* Set exercise *
Hunt for the word "Donasi" across the entries below, copying each line that holds it.

* Extracted records *
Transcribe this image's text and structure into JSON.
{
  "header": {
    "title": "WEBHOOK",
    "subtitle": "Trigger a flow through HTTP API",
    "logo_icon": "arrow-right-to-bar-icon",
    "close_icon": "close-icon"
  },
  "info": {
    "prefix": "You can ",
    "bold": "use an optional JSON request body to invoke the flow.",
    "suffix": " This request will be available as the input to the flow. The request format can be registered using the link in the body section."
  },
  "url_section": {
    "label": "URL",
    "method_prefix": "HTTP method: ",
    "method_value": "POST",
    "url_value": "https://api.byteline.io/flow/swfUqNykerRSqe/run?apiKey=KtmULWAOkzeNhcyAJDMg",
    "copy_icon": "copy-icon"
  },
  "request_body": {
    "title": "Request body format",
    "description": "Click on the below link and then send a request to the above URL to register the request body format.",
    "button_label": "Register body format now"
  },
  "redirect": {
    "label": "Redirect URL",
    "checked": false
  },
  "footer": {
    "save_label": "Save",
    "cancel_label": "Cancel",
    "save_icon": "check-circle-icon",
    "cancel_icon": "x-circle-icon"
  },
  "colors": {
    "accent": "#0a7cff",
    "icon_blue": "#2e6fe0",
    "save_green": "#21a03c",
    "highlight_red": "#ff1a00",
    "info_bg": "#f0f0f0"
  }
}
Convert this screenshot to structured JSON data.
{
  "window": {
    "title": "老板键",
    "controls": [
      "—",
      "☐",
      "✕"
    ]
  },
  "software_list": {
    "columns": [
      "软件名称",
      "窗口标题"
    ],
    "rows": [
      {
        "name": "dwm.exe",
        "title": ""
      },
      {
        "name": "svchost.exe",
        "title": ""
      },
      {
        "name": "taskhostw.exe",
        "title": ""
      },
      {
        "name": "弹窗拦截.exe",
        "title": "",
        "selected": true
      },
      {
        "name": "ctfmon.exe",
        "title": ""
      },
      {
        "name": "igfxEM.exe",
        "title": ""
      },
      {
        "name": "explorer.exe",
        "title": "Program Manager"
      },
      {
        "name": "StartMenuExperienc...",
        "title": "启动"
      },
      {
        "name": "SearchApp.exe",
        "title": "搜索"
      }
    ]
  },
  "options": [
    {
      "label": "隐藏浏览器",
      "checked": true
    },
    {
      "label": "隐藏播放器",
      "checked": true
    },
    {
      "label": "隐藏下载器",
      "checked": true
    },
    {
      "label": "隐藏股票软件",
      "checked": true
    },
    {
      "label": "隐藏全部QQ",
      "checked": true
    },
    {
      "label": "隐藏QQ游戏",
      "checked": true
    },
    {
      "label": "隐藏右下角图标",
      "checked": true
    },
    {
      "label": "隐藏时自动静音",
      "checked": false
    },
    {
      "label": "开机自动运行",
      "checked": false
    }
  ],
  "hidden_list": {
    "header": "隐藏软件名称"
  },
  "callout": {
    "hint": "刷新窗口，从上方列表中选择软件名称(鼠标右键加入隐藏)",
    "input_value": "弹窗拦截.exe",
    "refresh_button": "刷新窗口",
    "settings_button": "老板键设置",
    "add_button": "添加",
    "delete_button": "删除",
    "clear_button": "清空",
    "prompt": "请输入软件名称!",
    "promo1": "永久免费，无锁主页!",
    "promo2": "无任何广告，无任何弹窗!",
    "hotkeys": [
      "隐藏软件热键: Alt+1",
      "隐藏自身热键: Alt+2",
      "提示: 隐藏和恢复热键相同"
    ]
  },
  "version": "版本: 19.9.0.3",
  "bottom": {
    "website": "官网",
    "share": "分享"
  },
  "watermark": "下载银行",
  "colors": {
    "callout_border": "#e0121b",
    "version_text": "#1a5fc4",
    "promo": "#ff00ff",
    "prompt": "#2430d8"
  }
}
==
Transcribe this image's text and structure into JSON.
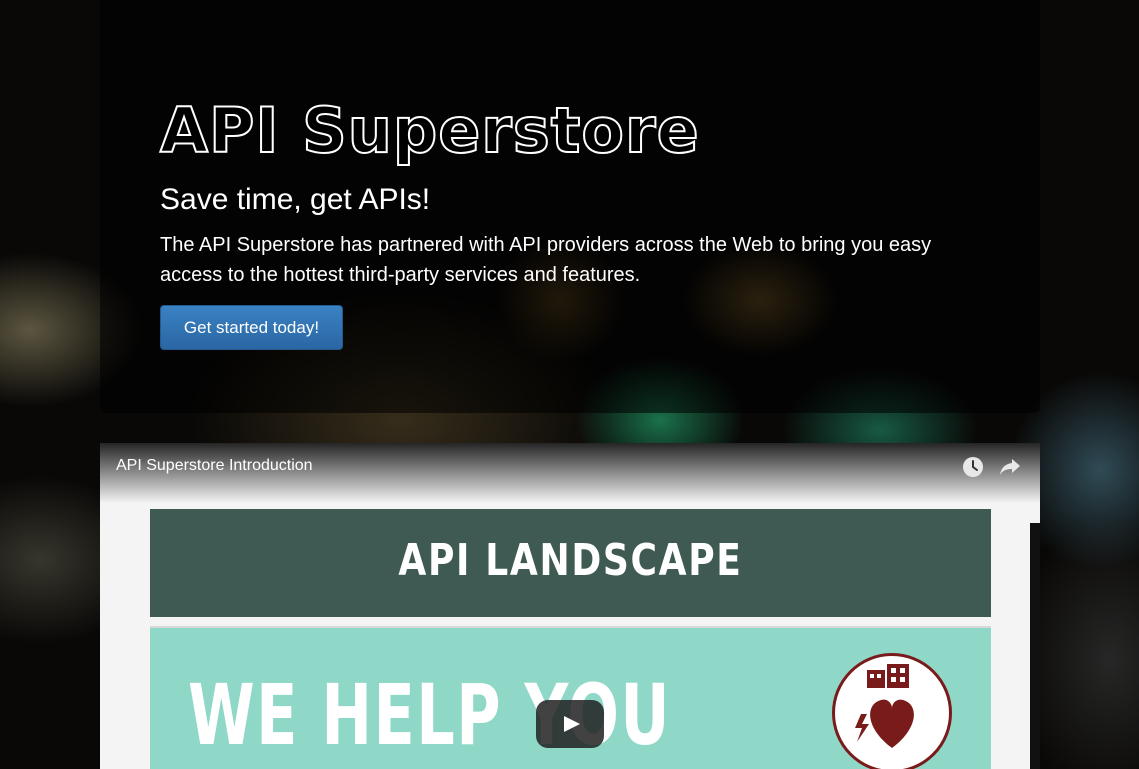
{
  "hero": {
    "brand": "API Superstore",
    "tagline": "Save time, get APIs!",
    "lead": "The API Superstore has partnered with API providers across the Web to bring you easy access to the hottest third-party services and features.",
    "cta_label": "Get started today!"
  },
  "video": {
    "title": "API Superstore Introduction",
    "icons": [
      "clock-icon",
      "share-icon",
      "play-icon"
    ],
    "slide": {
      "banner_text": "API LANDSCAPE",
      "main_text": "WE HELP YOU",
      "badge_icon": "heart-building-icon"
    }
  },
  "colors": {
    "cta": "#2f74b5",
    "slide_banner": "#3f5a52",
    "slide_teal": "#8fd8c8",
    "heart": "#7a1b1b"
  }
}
==
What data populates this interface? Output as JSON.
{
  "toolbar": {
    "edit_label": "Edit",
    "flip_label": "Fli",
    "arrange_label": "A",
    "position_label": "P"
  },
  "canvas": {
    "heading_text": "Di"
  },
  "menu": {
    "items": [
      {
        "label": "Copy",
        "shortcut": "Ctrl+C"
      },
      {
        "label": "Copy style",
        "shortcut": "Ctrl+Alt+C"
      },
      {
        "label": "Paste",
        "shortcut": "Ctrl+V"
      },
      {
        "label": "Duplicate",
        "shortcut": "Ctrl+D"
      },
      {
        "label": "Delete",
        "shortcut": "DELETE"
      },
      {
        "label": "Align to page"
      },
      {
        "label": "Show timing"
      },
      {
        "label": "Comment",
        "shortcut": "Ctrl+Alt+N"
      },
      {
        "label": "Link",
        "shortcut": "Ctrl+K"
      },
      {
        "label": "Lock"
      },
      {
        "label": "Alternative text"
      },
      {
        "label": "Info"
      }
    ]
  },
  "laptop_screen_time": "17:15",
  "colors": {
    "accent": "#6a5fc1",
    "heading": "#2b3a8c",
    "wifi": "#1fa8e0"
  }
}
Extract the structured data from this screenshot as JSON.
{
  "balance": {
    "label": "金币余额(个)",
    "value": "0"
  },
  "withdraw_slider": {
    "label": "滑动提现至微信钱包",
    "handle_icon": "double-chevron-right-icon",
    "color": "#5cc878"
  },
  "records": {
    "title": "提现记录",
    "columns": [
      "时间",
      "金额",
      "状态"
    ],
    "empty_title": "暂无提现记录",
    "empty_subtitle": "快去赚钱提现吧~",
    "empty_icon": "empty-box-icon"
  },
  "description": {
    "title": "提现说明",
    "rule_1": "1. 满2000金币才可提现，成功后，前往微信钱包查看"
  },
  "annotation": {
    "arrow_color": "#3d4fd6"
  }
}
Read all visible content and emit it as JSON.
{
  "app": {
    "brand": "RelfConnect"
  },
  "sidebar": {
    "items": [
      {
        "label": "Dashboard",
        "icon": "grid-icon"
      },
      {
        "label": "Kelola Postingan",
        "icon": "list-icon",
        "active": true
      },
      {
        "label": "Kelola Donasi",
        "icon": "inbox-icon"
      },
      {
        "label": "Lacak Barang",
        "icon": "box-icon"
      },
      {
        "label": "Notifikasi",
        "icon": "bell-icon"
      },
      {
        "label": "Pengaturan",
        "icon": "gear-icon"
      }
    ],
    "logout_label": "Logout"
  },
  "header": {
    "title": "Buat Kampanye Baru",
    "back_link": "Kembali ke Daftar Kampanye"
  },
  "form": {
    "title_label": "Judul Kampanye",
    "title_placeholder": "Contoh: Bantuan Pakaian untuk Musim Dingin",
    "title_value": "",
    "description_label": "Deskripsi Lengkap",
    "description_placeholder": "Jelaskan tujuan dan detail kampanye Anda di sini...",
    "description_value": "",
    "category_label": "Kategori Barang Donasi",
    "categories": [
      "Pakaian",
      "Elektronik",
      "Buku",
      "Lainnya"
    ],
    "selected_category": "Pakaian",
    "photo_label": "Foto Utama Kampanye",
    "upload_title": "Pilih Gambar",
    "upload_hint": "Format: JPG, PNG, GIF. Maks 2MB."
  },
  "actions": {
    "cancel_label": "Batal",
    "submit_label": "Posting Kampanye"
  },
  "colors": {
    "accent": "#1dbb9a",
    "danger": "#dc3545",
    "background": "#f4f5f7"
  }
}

* Response *
        "label": "Kelola Donasi",
    "category_label": "Kategori Barang Donasi",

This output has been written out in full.